---- Input data

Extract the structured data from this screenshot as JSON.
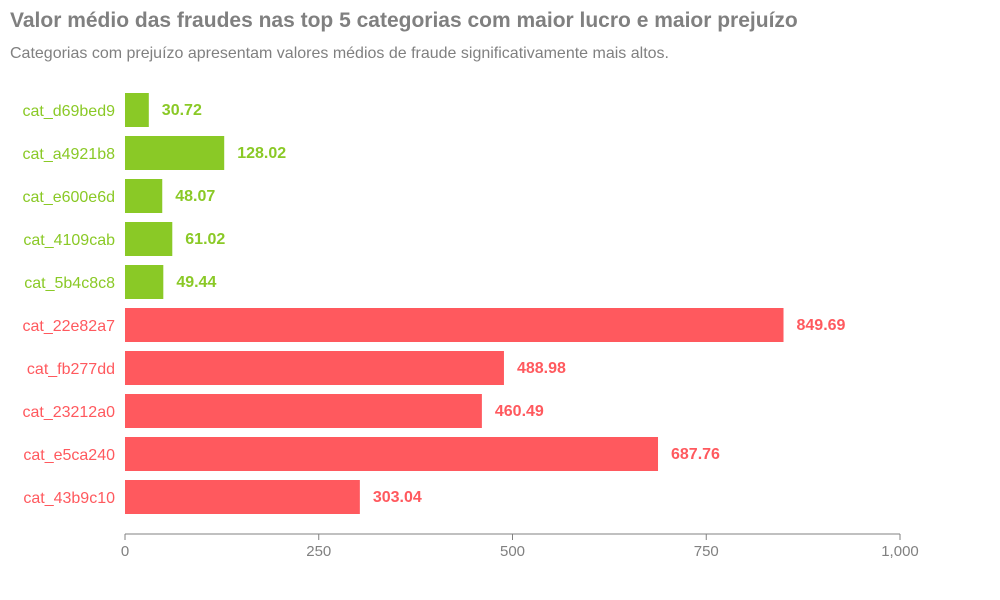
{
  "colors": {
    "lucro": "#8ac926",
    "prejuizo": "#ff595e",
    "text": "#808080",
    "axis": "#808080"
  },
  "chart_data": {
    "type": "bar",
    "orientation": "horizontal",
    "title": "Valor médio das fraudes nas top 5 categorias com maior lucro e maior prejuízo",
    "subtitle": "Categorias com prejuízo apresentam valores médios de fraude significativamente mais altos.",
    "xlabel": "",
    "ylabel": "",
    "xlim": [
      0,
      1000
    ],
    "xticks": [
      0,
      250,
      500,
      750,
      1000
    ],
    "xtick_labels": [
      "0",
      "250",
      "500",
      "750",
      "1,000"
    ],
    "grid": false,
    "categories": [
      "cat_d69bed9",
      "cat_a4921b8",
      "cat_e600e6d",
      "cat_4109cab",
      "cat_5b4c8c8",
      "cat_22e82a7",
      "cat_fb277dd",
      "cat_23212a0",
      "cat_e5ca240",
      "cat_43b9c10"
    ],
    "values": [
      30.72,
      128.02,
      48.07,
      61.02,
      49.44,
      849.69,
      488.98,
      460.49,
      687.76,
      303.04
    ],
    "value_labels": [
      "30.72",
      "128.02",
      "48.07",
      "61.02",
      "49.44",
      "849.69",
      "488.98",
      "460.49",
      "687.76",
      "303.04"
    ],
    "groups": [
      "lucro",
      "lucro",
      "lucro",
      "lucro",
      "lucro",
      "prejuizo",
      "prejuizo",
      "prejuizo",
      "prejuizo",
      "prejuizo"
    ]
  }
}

--------

● **Stated exercise**: Your task is to set down the records shown above exactly, minus any pictures.

● **Solution to the problem**:
Extract the structured data from this screenshot as JSON.
{
  "colors": {
    "lucro": "#8ac926",
    "prejuizo": "#ff595e",
    "text": "#808080",
    "axis": "#808080"
  },
  "chart_data": {
    "type": "bar",
    "orientation": "horizontal",
    "title": "Valor médio das fraudes nas top 5 categorias com maior lucro e maior prejuízo",
    "subtitle": "Categorias com prejuízo apresentam valores médios de fraude significativamente mais altos.",
    "xlabel": "",
    "ylabel": "",
    "xlim": [
      0,
      1000
    ],
    "xticks": [
      0,
      250,
      500,
      750,
      1000
    ],
    "xtick_labels": [
      "0",
      "250",
      "500",
      "750",
      "1,000"
    ],
    "grid": false,
    "categories": [
      "cat_d69bed9",
      "cat_a4921b8",
      "cat_e600e6d",
      "cat_4109cab",
      "cat_5b4c8c8",
      "cat_22e82a7",
      "cat_fb277dd",
      "cat_23212a0",
      "cat_e5ca240",
      "cat_43b9c10"
    ],
    "values": [
      30.72,
      128.02,
      48.07,
      61.02,
      49.44,
      849.69,
      488.98,
      460.49,
      687.76,
      303.04
    ],
    "value_labels": [
      "30.72",
      "128.02",
      "48.07",
      "61.02",
      "49.44",
      "849.69",
      "488.98",
      "460.49",
      "687.76",
      "303.04"
    ],
    "groups": [
      "lucro",
      "lucro",
      "lucro",
      "lucro",
      "lucro",
      "prejuizo",
      "prejuizo",
      "prejuizo",
      "prejuizo",
      "prejuizo"
    ]
  }
}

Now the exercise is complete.